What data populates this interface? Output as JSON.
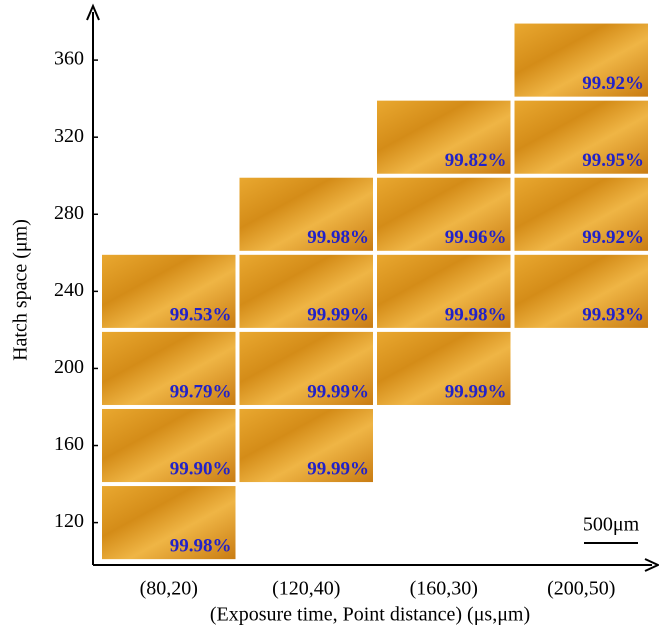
{
  "chart_data": {
    "type": "tile-grid",
    "x_label": "(Exposure time, Point distance) (μs,μm)",
    "y_label": "Hatch space (μm)",
    "categories": [
      "(80,20)",
      "(120,40)",
      "(160,30)",
      "(200,50)"
    ],
    "ylim": [
      98,
      386
    ],
    "yticks": [
      120,
      160,
      200,
      240,
      280,
      320,
      360
    ],
    "scale_bar": "500μm",
    "series": [
      {
        "name": "(80,20)",
        "y": [
          120,
          160,
          200,
          240
        ],
        "values": [
          99.98,
          99.9,
          99.79,
          99.53
        ],
        "value_labels": [
          "99.98%",
          "99.90%",
          "99.79%",
          "99.53%"
        ]
      },
      {
        "name": "(120,40)",
        "y": [
          160,
          200,
          240,
          280
        ],
        "values": [
          99.99,
          99.99,
          99.99,
          99.98
        ],
        "value_labels": [
          "99.99%",
          "99.99%",
          "99.99%",
          "99.98%"
        ]
      },
      {
        "name": "(160,30)",
        "y": [
          200,
          240,
          280,
          320
        ],
        "values": [
          99.99,
          99.98,
          99.96,
          99.82
        ],
        "value_labels": [
          "99.99%",
          "99.98%",
          "99.96%",
          "99.82%"
        ]
      },
      {
        "name": "(200,50)",
        "y": [
          240,
          280,
          320,
          360
        ],
        "values": [
          99.93,
          99.92,
          99.95,
          99.92
        ],
        "value_labels": [
          "99.93%",
          "99.92%",
          "99.95%",
          "99.92%"
        ]
      }
    ],
    "label_color": "#2222c8"
  }
}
......
#### Task statement
Identify all lines where the word "name" shows up. Copy them.

#### Finished answer
        "name": "(80,20)",
        "name": "(120,40)",
        "name": "(160,30)",
        "name": "(200,50)",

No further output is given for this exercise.